§ THE PROBLEM: Present the following entries again, word for word and in full.
>>>>
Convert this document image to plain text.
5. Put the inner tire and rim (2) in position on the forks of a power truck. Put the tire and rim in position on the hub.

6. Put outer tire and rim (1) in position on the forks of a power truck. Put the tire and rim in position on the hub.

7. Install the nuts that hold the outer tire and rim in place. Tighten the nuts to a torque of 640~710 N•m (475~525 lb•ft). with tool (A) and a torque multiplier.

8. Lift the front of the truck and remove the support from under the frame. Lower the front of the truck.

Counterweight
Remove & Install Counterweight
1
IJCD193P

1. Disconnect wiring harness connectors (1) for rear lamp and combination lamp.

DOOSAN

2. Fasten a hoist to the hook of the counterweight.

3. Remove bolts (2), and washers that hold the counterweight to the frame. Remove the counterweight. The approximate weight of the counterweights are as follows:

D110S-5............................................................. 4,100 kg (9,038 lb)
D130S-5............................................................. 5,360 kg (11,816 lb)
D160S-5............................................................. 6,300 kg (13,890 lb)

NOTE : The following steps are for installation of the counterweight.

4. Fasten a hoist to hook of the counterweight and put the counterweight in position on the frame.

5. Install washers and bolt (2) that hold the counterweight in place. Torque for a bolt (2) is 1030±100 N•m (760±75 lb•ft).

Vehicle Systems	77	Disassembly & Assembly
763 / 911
<<<<
§ ANSWER TO THE PROBLEM:
Convert this document image to plain text.
5. Put the inner tire and rim (2) in position on the forks of a power truck. Put the tire and rim in position on the hub.

6. Put outer tire and rim (1) in position on the forks of a power truck. Put the tire and rim in position on the hub.

7. Install the nuts that hold the outer tire and rim in place. Tighten the nuts to a torque of 640~710 N•m (475~525 lb•ft). with tool (A) and a torque multiplier.

8. Lift the front of the truck and remove the support from under the frame. Lower the front of the truck.

Counterweight
Remove & Install Counterweight
1
IJCD193P

1. Disconnect wiring harness connectors (1) for rear lamp and combination lamp.

DOOSAN

2. Fasten a hoist to the hook of the counterweight.

3. Remove bolts (2), and washers that hold the counterweight to the frame. Remove the counterweight. The approximate weight of the counterweights are as follows:

D110S-5............................................................. 4,100 kg (9,038 lb)
D130S-5............................................................. 5,360 kg (11,816 lb)
D160S-5............................................................. 6,300 kg (13,890 lb)

NOTE : The following steps are for installation of the counterweight.

4. Fasten a hoist to hook of the counterweight and put the counterweight in position on the frame.

5. Install washers and bolt (2) that hold the counterweight in place. Torque for a bolt (2) is 1030±100 N•m (760±75 lb•ft).

Vehicle Systems	77	Disassembly & Assembly
763 / 911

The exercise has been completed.